> [Data records]:
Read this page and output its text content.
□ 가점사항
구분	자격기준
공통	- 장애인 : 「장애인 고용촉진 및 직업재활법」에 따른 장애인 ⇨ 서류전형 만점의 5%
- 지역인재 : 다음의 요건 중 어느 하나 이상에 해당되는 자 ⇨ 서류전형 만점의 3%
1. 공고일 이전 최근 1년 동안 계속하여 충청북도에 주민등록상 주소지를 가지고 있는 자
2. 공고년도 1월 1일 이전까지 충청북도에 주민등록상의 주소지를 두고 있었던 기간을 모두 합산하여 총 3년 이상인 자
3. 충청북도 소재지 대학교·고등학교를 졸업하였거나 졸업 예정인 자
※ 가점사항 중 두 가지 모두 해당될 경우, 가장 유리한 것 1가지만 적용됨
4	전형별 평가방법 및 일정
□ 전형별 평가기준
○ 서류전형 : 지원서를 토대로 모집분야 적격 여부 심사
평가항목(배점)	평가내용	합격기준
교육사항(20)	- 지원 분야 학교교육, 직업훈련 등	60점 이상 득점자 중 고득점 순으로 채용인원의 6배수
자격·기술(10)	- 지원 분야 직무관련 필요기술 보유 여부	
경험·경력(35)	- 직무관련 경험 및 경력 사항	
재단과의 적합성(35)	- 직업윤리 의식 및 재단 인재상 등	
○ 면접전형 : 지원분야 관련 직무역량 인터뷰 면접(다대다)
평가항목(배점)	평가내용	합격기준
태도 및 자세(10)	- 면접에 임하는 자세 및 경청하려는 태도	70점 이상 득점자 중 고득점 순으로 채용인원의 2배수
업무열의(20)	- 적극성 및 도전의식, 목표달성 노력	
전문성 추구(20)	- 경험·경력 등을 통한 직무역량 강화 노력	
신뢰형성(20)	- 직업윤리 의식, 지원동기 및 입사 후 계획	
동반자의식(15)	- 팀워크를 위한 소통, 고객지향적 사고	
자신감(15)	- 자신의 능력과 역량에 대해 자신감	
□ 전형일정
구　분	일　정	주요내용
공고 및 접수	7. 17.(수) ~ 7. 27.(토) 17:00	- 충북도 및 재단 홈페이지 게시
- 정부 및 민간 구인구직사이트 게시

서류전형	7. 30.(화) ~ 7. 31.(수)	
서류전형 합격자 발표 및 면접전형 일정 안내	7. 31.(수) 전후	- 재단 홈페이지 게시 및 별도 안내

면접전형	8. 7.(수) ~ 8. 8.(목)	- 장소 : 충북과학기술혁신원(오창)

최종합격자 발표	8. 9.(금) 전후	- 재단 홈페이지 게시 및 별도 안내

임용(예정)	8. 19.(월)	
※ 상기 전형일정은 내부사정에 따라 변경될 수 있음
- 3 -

> [GIVEN TASK]: Examine the records and pull out every line where the string "직업윤리" occurs.

> [WRITTEN ANSWER]:
재단과의 적합성(35)	- 직업윤리 의식 및 재단 인재상 등	
신뢰형성(20)	- 직업윤리 의식, 지원동기 및 입사 후 계획	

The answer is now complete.